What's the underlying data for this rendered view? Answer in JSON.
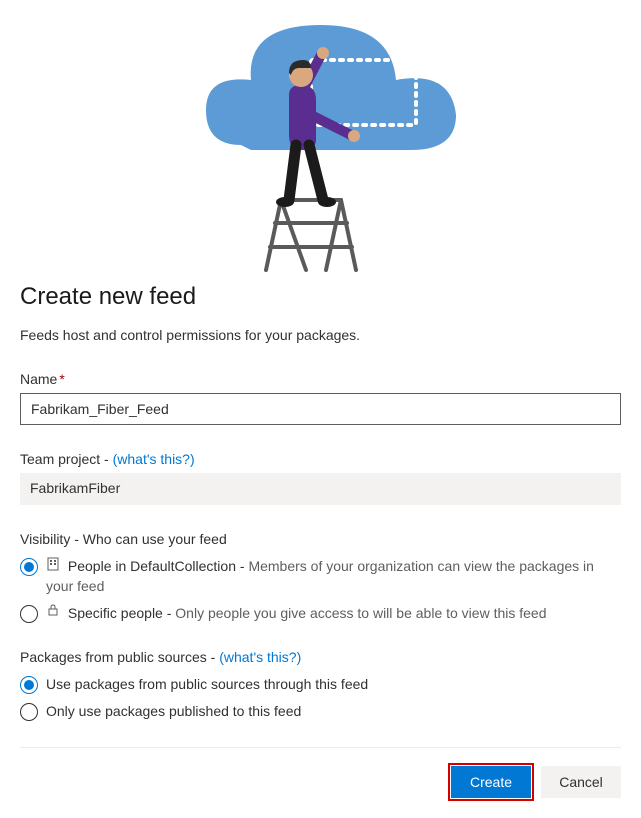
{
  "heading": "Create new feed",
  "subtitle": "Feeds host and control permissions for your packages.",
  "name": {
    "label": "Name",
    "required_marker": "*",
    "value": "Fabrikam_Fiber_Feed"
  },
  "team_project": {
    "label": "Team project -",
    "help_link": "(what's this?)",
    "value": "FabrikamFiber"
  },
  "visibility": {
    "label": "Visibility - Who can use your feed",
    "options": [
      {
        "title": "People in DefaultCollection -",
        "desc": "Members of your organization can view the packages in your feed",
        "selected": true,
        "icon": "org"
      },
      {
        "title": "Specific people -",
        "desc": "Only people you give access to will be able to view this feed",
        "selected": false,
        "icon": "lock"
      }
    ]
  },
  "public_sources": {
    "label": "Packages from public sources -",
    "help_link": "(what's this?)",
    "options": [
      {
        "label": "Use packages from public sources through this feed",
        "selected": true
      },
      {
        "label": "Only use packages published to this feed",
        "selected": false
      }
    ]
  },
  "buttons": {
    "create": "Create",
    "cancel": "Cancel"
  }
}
---
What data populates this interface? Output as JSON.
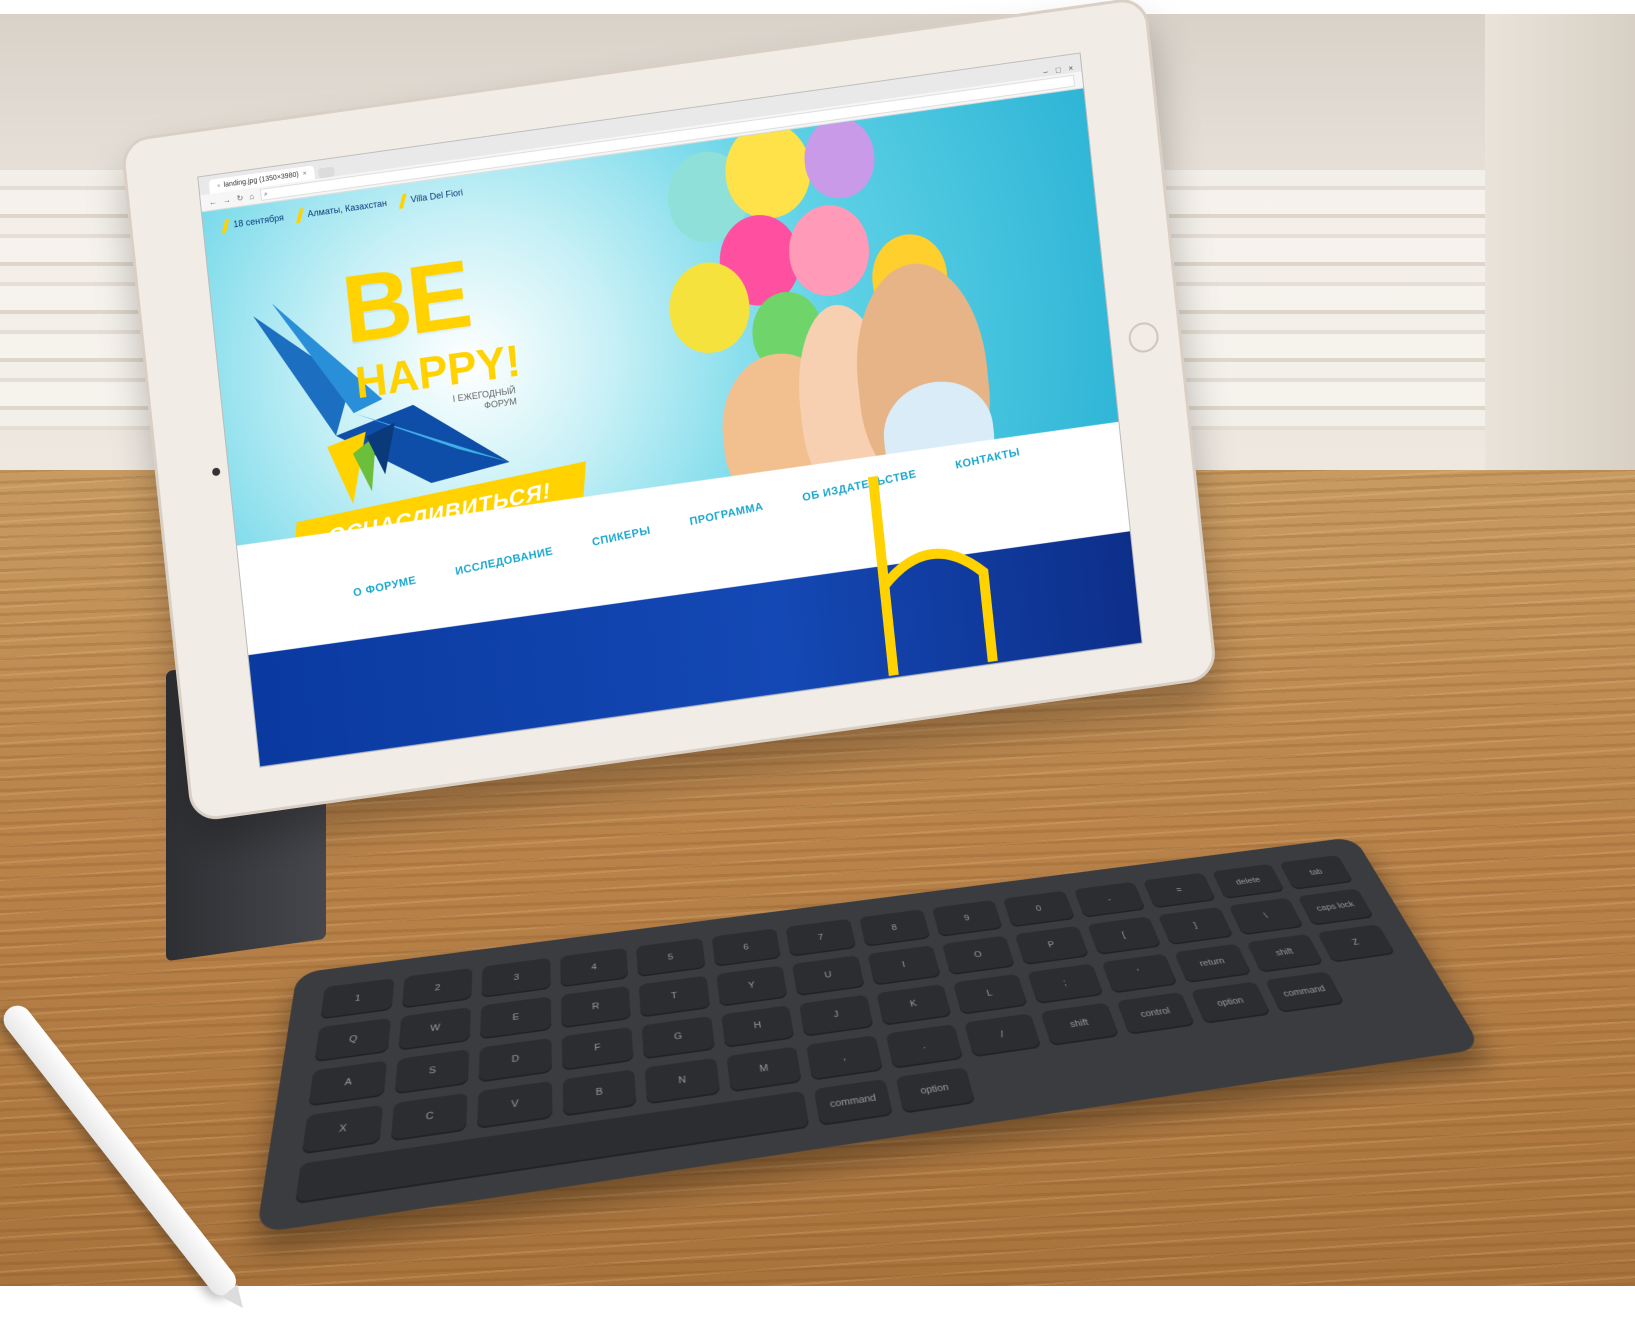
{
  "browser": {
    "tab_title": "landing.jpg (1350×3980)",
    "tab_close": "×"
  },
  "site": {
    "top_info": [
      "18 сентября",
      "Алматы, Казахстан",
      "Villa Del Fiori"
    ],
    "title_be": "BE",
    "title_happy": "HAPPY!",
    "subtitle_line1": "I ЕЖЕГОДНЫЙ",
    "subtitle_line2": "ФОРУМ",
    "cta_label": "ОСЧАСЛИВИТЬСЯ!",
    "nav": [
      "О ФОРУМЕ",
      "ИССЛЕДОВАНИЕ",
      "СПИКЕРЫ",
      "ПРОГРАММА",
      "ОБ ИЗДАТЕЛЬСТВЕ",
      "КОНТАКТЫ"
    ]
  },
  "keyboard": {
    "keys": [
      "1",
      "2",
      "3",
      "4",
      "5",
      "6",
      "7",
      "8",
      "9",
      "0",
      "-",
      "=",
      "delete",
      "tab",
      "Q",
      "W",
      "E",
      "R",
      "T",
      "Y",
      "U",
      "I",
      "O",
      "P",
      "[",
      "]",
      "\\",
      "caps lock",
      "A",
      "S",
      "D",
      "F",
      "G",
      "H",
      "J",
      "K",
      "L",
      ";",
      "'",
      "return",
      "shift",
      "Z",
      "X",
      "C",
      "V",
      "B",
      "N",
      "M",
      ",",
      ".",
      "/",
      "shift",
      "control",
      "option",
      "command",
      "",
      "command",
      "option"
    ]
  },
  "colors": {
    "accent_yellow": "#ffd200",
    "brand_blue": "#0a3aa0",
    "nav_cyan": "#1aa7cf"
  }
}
---
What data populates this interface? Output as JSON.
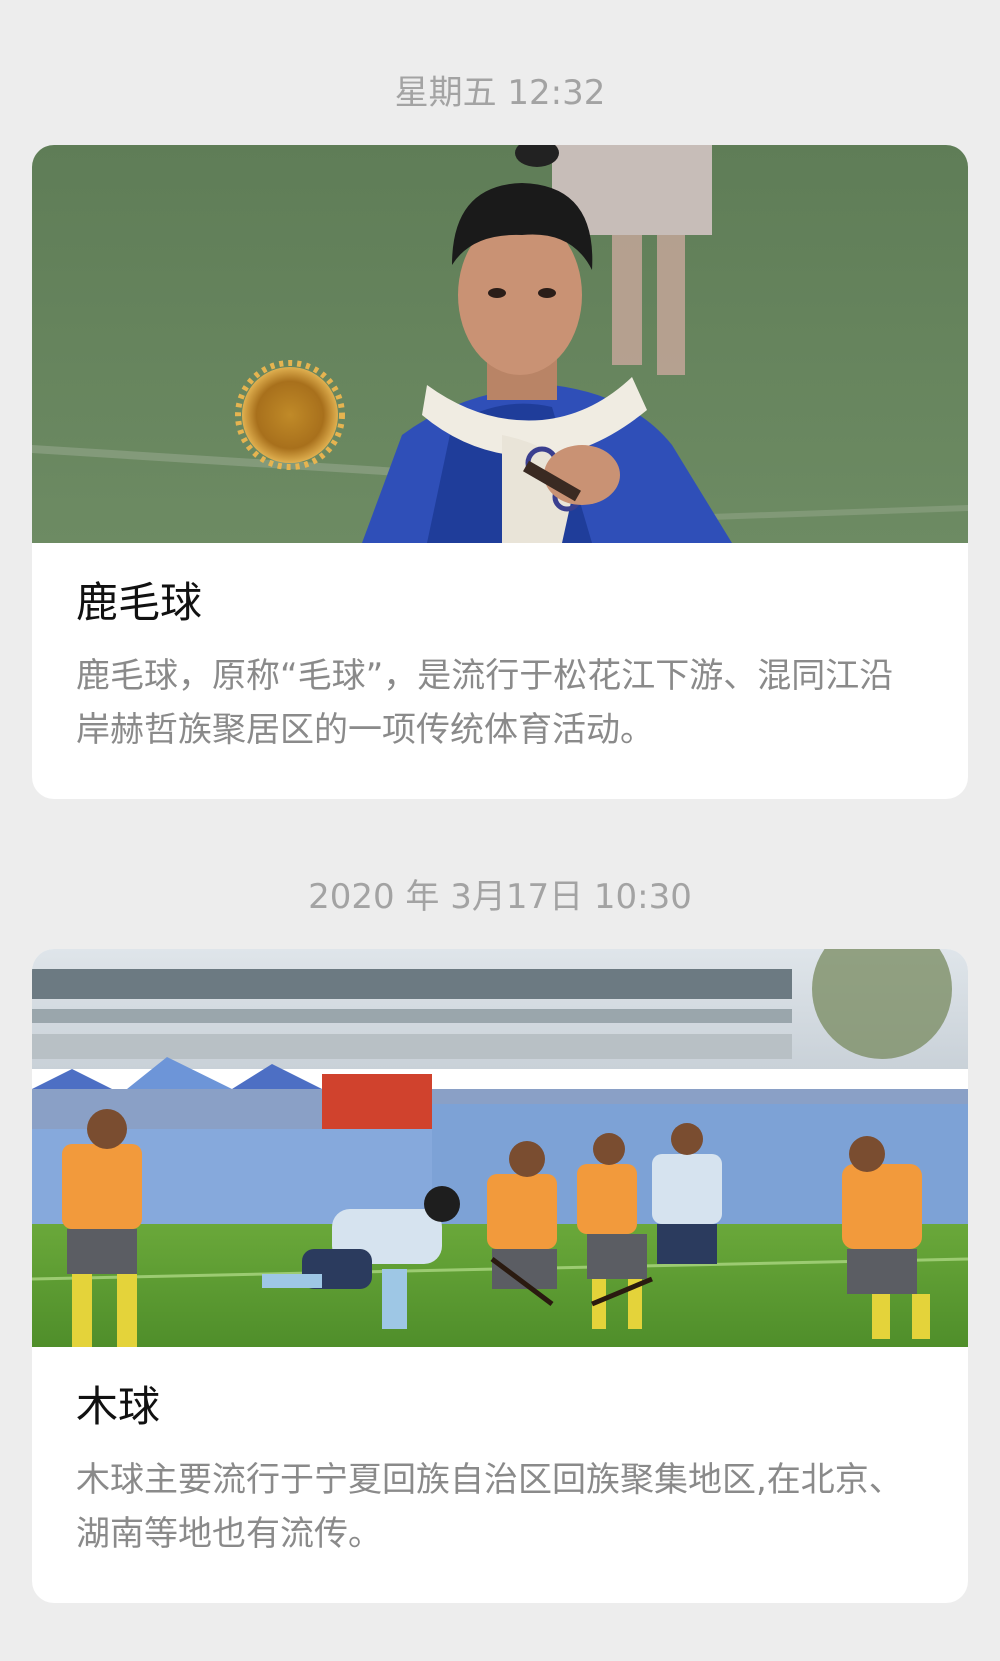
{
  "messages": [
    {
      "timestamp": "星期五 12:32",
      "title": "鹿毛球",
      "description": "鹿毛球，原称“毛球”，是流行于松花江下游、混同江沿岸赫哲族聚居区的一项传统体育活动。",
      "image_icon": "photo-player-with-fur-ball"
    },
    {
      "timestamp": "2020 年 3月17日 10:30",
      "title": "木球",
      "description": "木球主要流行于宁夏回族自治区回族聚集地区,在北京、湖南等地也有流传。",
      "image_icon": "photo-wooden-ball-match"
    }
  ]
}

### Short problem
Copy each line of the data that contains the word "timestamp".

### Output of the task
      "timestamp": "星期五 12:32",
      "timestamp": "2020 年 3月17日 10:30",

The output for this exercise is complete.